• _Stated goal_
Take each line that has the word "screenshot" and return it.

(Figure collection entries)

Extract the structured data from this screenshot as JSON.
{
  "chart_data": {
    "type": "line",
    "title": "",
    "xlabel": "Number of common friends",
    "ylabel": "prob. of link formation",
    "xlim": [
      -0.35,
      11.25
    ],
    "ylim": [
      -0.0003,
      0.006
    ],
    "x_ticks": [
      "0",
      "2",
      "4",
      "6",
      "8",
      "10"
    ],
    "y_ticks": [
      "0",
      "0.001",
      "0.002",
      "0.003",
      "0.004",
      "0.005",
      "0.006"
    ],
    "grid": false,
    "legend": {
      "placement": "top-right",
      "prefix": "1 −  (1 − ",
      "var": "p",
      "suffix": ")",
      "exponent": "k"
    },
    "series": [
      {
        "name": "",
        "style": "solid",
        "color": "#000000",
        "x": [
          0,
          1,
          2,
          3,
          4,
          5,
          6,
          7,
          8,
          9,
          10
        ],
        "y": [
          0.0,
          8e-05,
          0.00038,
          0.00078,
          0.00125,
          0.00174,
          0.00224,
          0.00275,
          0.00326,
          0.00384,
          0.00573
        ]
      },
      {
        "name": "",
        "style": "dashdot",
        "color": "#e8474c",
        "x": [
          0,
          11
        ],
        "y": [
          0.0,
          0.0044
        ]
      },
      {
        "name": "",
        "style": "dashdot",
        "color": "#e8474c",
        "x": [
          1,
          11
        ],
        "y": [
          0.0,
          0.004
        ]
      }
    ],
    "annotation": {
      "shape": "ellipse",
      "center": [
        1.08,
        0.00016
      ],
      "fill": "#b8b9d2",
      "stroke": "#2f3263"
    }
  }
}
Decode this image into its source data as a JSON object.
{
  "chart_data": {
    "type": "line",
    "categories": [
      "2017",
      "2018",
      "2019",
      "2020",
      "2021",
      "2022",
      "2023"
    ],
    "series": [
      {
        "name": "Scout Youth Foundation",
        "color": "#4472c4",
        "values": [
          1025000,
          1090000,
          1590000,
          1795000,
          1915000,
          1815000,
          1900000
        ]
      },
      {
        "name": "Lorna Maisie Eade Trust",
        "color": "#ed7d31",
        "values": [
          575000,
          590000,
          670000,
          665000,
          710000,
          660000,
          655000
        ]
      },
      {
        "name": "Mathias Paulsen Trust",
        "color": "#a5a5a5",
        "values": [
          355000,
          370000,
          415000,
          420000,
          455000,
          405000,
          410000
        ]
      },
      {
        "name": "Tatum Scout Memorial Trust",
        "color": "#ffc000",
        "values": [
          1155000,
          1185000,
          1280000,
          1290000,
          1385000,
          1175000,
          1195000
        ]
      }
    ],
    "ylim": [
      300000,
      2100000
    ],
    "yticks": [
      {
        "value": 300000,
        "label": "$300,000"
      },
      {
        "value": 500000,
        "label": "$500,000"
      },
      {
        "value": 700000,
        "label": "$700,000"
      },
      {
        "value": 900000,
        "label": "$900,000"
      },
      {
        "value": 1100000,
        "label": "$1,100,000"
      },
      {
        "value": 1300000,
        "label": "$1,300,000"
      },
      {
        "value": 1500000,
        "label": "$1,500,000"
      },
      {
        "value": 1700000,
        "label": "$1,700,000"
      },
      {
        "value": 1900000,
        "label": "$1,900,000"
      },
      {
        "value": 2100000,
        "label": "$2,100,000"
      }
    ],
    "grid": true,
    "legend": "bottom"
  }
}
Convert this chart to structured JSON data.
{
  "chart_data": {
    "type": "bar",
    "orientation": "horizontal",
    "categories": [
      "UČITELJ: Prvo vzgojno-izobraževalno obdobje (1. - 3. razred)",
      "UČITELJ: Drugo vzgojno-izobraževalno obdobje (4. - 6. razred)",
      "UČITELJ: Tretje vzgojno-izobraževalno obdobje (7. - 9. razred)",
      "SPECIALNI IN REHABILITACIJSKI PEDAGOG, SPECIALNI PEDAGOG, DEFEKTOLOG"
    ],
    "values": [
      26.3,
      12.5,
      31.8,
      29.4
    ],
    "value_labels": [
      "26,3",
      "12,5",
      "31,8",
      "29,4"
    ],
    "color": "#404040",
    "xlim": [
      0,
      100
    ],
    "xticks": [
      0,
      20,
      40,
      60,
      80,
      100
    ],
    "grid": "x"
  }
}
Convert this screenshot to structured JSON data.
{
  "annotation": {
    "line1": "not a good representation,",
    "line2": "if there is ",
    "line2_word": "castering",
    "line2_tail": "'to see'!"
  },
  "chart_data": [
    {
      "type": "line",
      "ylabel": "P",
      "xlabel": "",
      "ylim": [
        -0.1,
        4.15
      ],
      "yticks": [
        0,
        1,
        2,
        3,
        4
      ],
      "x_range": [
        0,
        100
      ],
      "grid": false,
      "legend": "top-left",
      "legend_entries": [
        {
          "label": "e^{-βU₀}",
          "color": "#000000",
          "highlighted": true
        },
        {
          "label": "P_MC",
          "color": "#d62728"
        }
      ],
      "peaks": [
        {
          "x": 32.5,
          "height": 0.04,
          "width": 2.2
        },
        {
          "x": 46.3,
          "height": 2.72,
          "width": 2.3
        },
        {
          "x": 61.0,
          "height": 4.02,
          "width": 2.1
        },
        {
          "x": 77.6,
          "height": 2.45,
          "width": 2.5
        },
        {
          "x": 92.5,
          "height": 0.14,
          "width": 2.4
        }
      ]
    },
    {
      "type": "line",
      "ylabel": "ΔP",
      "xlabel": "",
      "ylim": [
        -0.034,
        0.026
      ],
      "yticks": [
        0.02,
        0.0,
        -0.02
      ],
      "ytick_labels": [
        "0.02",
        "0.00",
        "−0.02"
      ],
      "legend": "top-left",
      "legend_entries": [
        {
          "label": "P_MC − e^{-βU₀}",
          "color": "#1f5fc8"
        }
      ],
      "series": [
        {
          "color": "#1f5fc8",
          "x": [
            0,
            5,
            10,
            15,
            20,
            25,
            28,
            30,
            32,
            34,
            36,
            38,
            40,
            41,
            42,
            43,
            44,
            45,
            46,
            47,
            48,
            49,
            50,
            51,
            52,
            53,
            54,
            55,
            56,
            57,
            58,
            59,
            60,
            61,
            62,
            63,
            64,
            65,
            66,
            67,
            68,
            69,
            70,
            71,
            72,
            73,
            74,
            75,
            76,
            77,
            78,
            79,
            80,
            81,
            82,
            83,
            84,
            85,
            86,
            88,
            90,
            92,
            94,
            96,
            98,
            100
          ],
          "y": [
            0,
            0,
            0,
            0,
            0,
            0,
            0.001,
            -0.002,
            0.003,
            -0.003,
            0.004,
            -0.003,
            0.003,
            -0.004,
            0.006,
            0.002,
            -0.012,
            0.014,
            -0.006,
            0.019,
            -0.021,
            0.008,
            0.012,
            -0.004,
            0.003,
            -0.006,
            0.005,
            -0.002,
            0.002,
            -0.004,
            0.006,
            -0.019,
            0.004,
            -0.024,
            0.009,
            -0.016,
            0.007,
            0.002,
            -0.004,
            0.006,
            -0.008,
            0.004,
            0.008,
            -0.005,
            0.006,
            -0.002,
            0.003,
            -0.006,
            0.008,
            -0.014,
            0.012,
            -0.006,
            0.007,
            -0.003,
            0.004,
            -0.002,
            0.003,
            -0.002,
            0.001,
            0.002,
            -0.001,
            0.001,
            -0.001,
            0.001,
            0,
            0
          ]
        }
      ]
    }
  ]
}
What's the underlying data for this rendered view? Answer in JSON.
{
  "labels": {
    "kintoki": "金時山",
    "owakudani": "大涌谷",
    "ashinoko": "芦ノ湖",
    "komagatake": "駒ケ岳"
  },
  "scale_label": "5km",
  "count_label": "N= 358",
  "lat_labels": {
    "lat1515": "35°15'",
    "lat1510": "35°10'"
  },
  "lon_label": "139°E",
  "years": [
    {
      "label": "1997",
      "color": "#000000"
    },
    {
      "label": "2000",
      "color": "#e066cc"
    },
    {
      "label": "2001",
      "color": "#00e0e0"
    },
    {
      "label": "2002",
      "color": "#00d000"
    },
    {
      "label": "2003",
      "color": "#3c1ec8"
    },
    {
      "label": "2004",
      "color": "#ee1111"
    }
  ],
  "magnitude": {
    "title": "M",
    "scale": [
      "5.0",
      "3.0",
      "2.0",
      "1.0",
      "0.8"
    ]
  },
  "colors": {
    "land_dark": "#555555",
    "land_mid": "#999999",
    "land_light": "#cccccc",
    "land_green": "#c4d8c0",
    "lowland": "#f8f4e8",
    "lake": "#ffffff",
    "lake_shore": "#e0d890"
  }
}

• _Correct output_
Extract the structured data from this screenshot as JSON.
Convert this screenshot to structured JSON data.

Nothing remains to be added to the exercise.